> [PROBLEM TO SOLVE]
Note how many lines in the entries contain the string "columns", then give that number and nothing else.
** BEGIN LISTED RECORDS **
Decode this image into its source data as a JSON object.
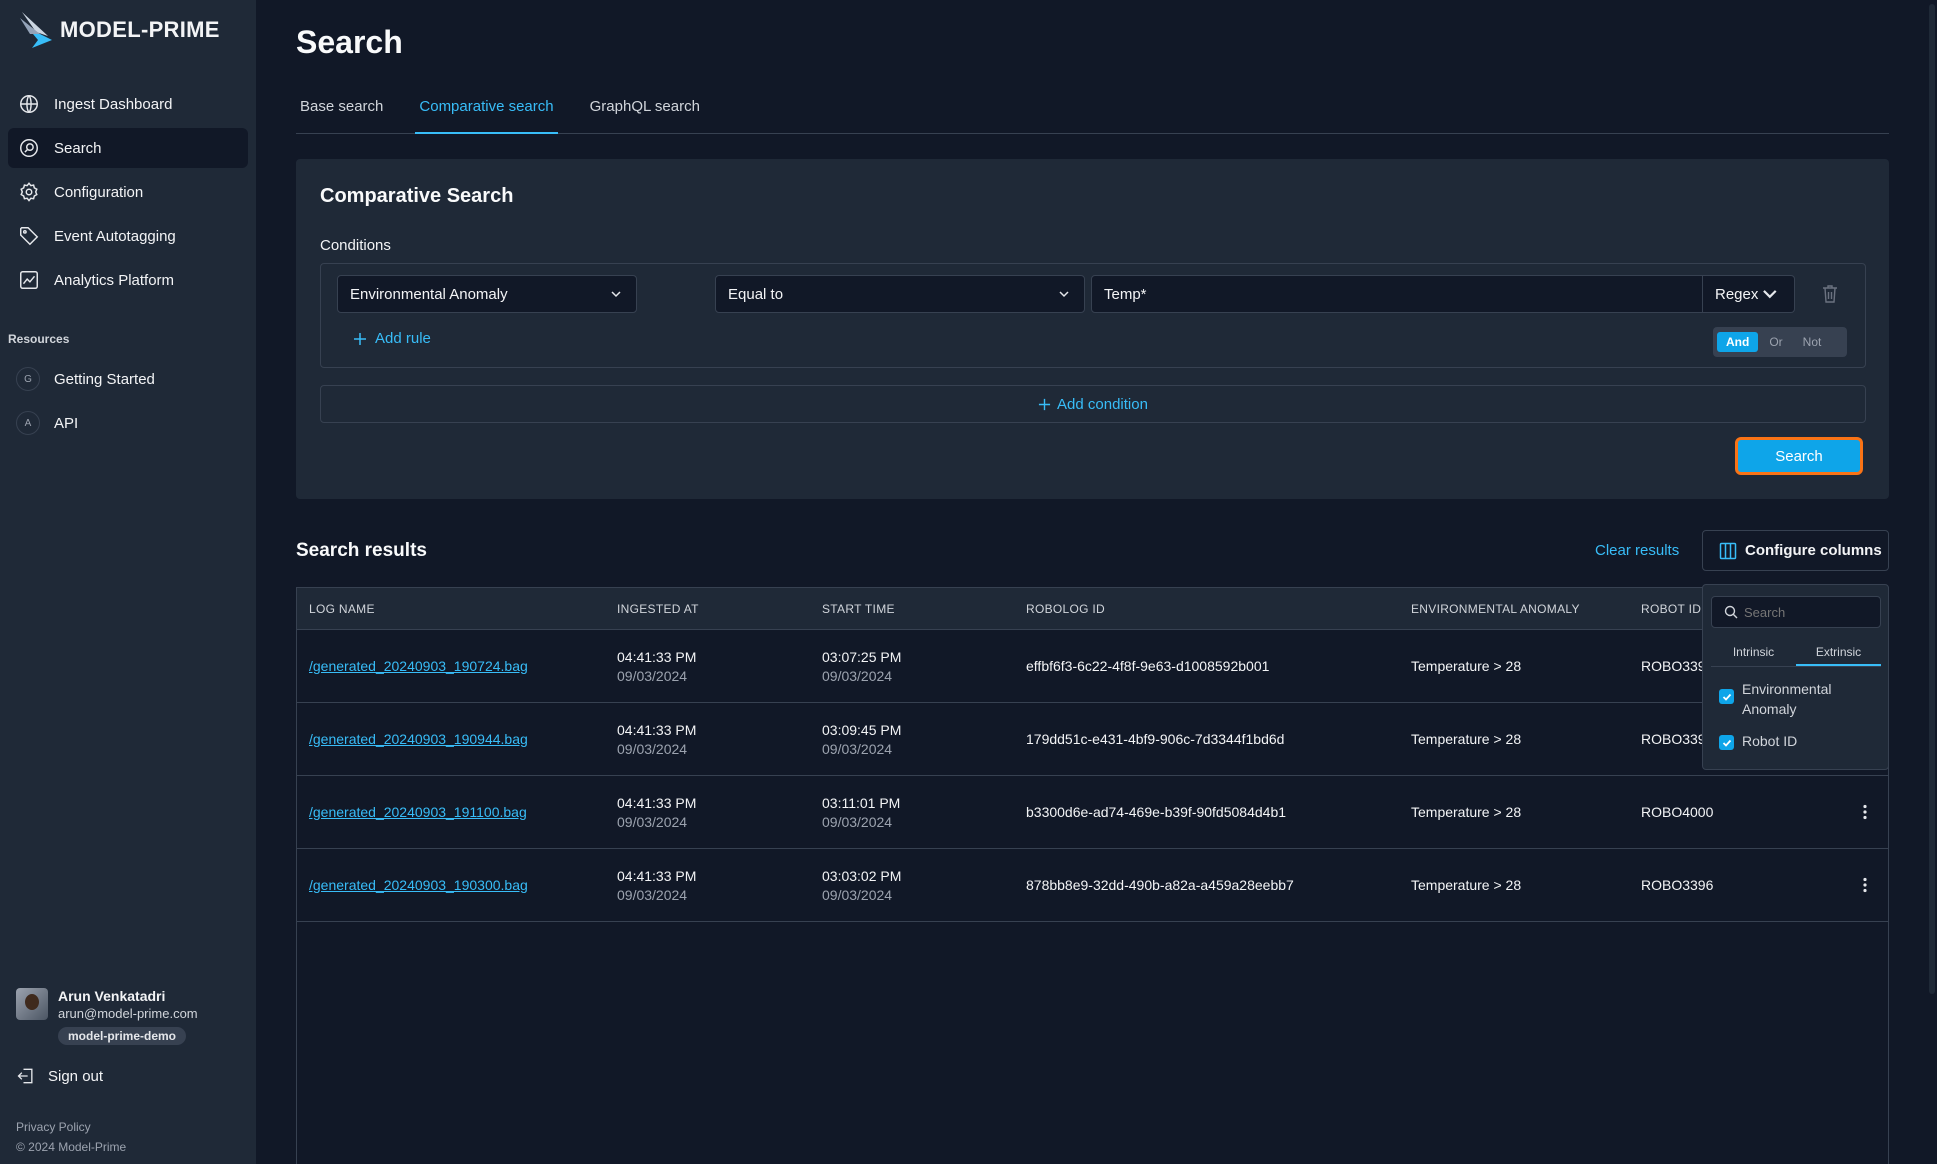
{
  "app": {
    "logo_text": "MODEL-PRIME"
  },
  "sidebar": {
    "items": [
      {
        "label": "Ingest Dashboard",
        "icon": "globe-icon"
      },
      {
        "label": "Search",
        "icon": "search-icon",
        "active": true
      },
      {
        "label": "Configuration",
        "icon": "gear-icon"
      },
      {
        "label": "Event Autotagging",
        "icon": "tag-icon"
      },
      {
        "label": "Analytics Platform",
        "icon": "chart-icon"
      }
    ],
    "resources_label": "Resources",
    "resources": [
      {
        "badge": "G",
        "label": "Getting Started"
      },
      {
        "badge": "A",
        "label": "API"
      }
    ]
  },
  "user": {
    "name": "Arun Venkatadri",
    "email": "arun@model-prime.com",
    "org": "model-prime-demo",
    "signout": "Sign out"
  },
  "footer": {
    "privacy": "Privacy Policy",
    "copyright": "© 2024 Model-Prime"
  },
  "page": {
    "title": "Search",
    "tabs": [
      {
        "label": "Base search"
      },
      {
        "label": "Comparative search",
        "active": true
      },
      {
        "label": "GraphQL search"
      }
    ]
  },
  "comparative": {
    "title": "Comparative Search",
    "conditions_label": "Conditions",
    "field_select": "Environmental Anomaly",
    "operator_select": "Equal to",
    "value": "Temp*",
    "mode": "Regex",
    "add_rule": "Add rule",
    "logic": [
      "And",
      "Or",
      "Not"
    ],
    "logic_selected": "And",
    "add_condition": "Add condition",
    "search_button": "Search"
  },
  "results": {
    "title": "Search results",
    "clear": "Clear results",
    "configure": "Configure columns",
    "columns": [
      "LOG NAME",
      "INGESTED AT",
      "START TIME",
      "ROBOLOG ID",
      "ENVIRONMENTAL ANOMALY",
      "ROBOT ID"
    ],
    "rows": [
      {
        "log": "/generated_20240903_190724.bag",
        "ing_t": "04:41:33 PM",
        "ing_d": "09/03/2024",
        "st_t": "03:07:25 PM",
        "st_d": "09/03/2024",
        "id": "effbf6f3-6c22-4f8f-9e63-d1008592b001",
        "anomaly": "Temperature > 28",
        "robot": "ROBO339"
      },
      {
        "log": "/generated_20240903_190944.bag",
        "ing_t": "04:41:33 PM",
        "ing_d": "09/03/2024",
        "st_t": "03:09:45 PM",
        "st_d": "09/03/2024",
        "id": "179dd51c-e431-4bf9-906c-7d3344f1bd6d",
        "anomaly": "Temperature > 28",
        "robot": "ROBO339"
      },
      {
        "log": "/generated_20240903_191100.bag",
        "ing_t": "04:41:33 PM",
        "ing_d": "09/03/2024",
        "st_t": "03:11:01 PM",
        "st_d": "09/03/2024",
        "id": "b3300d6e-ad74-469e-b39f-90fd5084d4b1",
        "anomaly": "Temperature > 28",
        "robot": "ROBO4000"
      },
      {
        "log": "/generated_20240903_190300.bag",
        "ing_t": "04:41:33 PM",
        "ing_d": "09/03/2024",
        "st_t": "03:03:02 PM",
        "st_d": "09/03/2024",
        "id": "878bb8e9-32dd-490b-a82a-a459a28eebb7",
        "anomaly": "Temperature > 28",
        "robot": "ROBO3396"
      }
    ]
  },
  "column_popup": {
    "search_placeholder": "Search",
    "tabs": [
      "Intrinsic",
      "Extrinsic"
    ],
    "active_tab": "Extrinsic",
    "items": [
      "Environmental",
      "Anomaly",
      "Robot ID"
    ]
  },
  "colors": {
    "accent": "#0ea5e9",
    "link": "#38bdf8",
    "focus": "#f97316",
    "bg": "#111827",
    "panel": "#1f2937"
  }
}
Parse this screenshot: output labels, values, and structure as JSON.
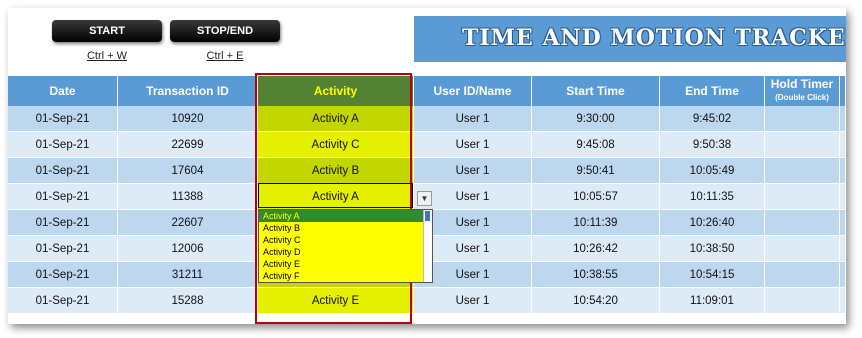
{
  "toolbar": {
    "start_label": "START",
    "start_shortcut": "Ctrl + W",
    "stop_label": "STOP/END",
    "stop_shortcut": "Ctrl + E"
  },
  "banner": {
    "title": "TIME AND MOTION TRACKER - PR"
  },
  "columns": {
    "date": "Date",
    "transaction_id": "Transaction ID",
    "activity": "Activity",
    "user": "User ID/Name",
    "start": "Start Time",
    "end": "End Time",
    "hold": "Hold Timer",
    "hold_hint": "(Double Click)"
  },
  "rows": [
    {
      "date": "01-Sep-21",
      "tid": "10920",
      "activity": "Activity A",
      "user": "User 1",
      "start": "9:30:00",
      "end": "9:45:02"
    },
    {
      "date": "01-Sep-21",
      "tid": "22699",
      "activity": "Activity C",
      "user": "User 1",
      "start": "9:45:08",
      "end": "9:50:38"
    },
    {
      "date": "01-Sep-21",
      "tid": "17604",
      "activity": "Activity B",
      "user": "User 1",
      "start": "9:50:41",
      "end": "10:05:49"
    },
    {
      "date": "01-Sep-21",
      "tid": "11388",
      "activity": "Activity A",
      "user": "User 1",
      "start": "10:05:57",
      "end": "10:11:35"
    },
    {
      "date": "01-Sep-21",
      "tid": "22607",
      "activity": "",
      "user": "User 1",
      "start": "10:11:39",
      "end": "10:26:40"
    },
    {
      "date": "01-Sep-21",
      "tid": "12006",
      "activity": "",
      "user": "User 1",
      "start": "10:26:42",
      "end": "10:38:50"
    },
    {
      "date": "01-Sep-21",
      "tid": "31211",
      "activity": "",
      "user": "User 1",
      "start": "10:38:55",
      "end": "10:54:15"
    },
    {
      "date": "01-Sep-21",
      "tid": "15288",
      "activity": "Activity E",
      "user": "User 1",
      "start": "10:54:20",
      "end": "11:09:01"
    }
  ],
  "dropdown": {
    "options": [
      "Activity A",
      "Activity B",
      "Activity C",
      "Activity D",
      "Activity E",
      "Activity F"
    ],
    "selected": "Activity A"
  }
}
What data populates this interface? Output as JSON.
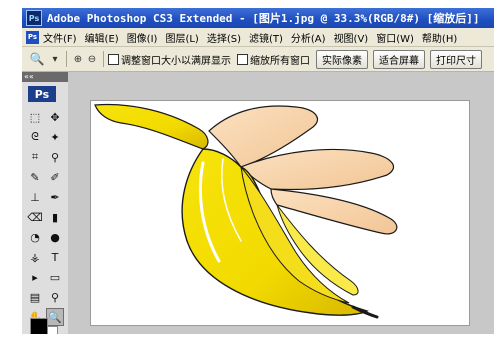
** END LISTED RECORDS **
> [FULL OUTPUT]
3